INPUT DATA>
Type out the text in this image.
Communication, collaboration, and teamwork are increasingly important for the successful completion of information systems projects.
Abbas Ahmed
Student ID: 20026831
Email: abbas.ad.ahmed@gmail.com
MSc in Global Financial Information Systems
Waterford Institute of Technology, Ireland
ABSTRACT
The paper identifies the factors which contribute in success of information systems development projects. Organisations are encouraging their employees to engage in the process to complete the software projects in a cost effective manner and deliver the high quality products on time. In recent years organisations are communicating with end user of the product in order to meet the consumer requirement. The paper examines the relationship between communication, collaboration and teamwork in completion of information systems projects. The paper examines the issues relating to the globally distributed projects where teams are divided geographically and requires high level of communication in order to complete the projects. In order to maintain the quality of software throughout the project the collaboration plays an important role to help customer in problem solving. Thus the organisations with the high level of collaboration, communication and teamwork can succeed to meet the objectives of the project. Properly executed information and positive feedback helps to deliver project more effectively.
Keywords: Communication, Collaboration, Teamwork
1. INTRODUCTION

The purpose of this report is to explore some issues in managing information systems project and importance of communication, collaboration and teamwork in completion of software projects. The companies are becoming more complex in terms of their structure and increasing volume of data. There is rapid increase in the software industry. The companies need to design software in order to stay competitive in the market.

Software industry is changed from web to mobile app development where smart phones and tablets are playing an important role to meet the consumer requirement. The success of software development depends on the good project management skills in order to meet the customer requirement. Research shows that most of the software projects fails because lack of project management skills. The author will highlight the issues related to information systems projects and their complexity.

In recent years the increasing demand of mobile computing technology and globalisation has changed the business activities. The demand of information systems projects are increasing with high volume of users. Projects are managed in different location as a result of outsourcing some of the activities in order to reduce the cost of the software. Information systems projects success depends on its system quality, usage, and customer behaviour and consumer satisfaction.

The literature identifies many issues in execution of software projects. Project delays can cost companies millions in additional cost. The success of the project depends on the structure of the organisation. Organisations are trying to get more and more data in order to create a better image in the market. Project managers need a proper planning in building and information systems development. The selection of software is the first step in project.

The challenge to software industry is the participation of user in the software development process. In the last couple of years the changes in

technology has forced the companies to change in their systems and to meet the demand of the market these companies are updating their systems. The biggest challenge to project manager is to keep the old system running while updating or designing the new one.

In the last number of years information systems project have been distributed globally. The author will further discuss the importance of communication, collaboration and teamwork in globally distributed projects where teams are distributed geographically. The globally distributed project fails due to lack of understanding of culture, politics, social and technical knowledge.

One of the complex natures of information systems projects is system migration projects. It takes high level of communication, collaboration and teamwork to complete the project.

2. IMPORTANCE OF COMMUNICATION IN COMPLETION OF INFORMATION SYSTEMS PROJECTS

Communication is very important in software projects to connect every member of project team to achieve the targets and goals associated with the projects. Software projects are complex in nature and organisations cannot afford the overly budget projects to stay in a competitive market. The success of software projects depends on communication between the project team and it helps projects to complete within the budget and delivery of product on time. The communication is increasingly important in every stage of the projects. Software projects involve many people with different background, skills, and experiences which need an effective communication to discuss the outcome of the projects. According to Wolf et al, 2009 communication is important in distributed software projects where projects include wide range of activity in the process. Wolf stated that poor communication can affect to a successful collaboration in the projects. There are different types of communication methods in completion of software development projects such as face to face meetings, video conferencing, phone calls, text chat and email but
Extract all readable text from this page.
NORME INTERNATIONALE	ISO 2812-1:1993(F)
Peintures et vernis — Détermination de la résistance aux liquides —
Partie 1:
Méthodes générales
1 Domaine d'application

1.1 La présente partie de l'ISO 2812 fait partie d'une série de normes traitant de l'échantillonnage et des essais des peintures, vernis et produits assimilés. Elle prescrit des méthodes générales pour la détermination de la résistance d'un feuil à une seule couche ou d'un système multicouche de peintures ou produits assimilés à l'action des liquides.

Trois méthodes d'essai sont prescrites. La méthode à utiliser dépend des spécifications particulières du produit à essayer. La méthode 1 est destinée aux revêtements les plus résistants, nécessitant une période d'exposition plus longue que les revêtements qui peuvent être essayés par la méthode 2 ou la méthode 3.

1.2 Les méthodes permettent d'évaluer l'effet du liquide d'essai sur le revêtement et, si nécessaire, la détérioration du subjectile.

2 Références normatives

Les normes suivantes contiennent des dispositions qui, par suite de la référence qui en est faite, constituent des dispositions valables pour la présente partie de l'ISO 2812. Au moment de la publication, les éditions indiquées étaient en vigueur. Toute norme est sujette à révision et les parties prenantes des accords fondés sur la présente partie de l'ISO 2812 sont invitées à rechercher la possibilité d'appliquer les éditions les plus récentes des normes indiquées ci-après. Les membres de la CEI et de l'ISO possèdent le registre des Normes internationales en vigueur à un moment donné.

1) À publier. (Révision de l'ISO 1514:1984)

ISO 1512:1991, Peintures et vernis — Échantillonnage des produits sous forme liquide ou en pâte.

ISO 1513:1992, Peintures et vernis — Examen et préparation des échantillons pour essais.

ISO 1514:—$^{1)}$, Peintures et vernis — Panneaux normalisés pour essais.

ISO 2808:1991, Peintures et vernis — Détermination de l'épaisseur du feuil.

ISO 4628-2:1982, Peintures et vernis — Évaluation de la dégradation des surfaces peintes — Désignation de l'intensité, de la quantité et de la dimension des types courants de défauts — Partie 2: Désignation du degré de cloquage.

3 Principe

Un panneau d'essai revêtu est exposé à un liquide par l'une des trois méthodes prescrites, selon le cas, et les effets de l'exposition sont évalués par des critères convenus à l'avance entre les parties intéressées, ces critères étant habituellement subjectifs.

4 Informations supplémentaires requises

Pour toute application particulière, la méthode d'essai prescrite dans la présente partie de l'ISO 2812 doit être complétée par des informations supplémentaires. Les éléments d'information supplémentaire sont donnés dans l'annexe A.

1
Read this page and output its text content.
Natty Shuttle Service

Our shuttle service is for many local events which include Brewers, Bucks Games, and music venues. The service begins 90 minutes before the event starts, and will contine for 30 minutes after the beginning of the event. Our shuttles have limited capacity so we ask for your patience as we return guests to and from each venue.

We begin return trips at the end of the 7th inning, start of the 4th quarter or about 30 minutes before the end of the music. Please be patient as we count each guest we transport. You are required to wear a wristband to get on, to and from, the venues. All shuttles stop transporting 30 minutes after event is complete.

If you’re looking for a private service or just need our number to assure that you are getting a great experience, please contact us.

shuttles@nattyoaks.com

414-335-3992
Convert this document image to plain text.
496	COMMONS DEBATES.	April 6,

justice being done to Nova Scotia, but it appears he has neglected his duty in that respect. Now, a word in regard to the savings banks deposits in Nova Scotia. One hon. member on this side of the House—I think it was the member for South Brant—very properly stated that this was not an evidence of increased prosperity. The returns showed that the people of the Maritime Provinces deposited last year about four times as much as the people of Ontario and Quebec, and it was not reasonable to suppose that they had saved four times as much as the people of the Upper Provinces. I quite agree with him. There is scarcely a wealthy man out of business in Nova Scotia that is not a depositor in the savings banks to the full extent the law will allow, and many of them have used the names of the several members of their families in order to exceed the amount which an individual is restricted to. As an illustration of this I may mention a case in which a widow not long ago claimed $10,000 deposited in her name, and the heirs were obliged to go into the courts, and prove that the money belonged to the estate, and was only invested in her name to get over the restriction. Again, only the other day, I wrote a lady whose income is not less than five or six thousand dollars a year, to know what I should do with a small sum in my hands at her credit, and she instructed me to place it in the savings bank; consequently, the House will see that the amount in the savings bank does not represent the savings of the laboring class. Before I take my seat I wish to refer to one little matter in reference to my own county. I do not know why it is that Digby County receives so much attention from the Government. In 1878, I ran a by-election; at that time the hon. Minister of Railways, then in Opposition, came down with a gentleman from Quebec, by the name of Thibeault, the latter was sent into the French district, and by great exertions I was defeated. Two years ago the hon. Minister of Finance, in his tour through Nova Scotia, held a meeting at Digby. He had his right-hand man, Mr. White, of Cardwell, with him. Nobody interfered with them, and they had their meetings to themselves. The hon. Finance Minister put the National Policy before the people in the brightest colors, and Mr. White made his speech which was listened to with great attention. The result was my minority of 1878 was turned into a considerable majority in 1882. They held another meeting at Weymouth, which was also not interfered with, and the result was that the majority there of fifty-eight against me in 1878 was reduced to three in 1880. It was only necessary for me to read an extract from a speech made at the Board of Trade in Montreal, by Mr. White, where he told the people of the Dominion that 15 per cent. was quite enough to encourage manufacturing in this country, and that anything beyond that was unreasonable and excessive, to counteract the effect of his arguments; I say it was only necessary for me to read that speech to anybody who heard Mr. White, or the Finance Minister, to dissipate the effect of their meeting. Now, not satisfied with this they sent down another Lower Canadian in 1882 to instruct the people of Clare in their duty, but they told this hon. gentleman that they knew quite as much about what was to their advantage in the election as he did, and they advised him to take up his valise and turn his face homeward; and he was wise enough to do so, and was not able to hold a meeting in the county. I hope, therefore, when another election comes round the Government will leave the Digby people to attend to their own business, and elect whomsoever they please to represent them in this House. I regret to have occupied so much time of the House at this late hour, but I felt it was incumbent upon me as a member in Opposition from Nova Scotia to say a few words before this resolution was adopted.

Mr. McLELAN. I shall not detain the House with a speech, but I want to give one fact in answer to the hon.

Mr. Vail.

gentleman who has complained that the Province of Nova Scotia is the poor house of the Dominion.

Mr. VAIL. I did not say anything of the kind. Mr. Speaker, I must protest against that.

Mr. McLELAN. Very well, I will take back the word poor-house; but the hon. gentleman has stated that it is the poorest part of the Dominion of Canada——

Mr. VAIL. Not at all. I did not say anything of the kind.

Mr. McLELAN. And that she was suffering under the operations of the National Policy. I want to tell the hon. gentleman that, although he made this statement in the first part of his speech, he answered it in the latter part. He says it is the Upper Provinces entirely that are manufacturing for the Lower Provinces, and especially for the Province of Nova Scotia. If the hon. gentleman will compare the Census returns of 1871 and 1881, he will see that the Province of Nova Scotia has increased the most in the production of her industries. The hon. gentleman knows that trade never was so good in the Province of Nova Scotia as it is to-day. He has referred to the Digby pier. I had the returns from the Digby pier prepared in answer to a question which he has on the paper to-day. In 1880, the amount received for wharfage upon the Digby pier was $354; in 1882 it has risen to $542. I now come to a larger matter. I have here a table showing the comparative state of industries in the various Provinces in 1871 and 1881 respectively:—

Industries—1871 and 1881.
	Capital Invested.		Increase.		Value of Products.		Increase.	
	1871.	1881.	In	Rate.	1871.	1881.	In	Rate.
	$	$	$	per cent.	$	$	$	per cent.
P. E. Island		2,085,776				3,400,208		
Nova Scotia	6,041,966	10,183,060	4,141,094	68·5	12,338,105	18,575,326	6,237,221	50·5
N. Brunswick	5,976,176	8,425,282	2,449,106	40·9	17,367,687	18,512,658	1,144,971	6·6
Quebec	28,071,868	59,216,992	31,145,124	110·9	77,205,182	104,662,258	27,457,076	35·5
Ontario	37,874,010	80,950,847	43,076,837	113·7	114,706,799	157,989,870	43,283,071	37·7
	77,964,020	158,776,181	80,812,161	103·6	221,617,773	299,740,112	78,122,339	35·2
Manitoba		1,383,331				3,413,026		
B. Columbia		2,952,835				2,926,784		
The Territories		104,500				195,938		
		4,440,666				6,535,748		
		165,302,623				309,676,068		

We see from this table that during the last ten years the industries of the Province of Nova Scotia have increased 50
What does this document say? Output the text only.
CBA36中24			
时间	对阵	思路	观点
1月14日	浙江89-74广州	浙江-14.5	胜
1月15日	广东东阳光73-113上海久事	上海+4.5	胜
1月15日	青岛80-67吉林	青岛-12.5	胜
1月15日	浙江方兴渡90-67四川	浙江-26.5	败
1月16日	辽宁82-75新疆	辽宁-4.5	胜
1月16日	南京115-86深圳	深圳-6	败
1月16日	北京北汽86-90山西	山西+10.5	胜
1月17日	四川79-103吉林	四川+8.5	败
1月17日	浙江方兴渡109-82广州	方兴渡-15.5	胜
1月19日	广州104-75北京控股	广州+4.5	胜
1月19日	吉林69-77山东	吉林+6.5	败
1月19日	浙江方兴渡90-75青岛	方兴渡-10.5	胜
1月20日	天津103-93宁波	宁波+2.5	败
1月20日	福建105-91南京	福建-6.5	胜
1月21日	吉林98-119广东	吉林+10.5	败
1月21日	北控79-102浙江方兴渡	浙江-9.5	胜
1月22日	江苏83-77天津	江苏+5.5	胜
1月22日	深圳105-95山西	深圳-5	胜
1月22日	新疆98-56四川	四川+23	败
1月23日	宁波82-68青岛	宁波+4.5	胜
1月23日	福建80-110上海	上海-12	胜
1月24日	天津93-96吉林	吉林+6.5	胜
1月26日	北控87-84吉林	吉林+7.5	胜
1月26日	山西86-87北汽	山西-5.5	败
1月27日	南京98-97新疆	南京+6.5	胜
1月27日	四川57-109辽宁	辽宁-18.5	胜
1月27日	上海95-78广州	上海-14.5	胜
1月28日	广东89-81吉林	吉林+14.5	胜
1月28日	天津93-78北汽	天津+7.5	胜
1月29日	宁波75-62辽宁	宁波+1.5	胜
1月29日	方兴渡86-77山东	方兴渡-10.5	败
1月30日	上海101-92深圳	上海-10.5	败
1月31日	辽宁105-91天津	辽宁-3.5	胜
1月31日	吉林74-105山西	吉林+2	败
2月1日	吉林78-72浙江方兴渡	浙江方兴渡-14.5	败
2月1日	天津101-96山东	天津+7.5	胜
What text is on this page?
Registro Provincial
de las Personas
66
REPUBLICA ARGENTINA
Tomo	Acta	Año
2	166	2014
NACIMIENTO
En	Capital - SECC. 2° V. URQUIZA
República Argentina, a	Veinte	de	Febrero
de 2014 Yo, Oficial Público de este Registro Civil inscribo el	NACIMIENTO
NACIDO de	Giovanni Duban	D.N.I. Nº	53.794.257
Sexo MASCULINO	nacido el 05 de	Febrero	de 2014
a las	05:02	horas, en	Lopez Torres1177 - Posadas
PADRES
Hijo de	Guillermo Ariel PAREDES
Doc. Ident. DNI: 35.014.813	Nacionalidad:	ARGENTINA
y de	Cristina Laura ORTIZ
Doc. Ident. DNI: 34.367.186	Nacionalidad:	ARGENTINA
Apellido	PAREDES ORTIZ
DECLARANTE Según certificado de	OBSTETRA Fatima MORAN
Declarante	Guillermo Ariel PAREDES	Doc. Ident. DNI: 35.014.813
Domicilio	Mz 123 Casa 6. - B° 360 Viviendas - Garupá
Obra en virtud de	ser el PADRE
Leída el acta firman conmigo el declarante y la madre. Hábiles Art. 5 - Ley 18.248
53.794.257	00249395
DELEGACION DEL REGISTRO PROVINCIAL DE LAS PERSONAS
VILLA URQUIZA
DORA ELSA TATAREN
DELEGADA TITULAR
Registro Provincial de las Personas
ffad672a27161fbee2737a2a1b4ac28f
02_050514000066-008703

WHAT THE TASK REQUIRES>
The word "volume" appears in how many lines of the records? Give the number only.

REPLY>
2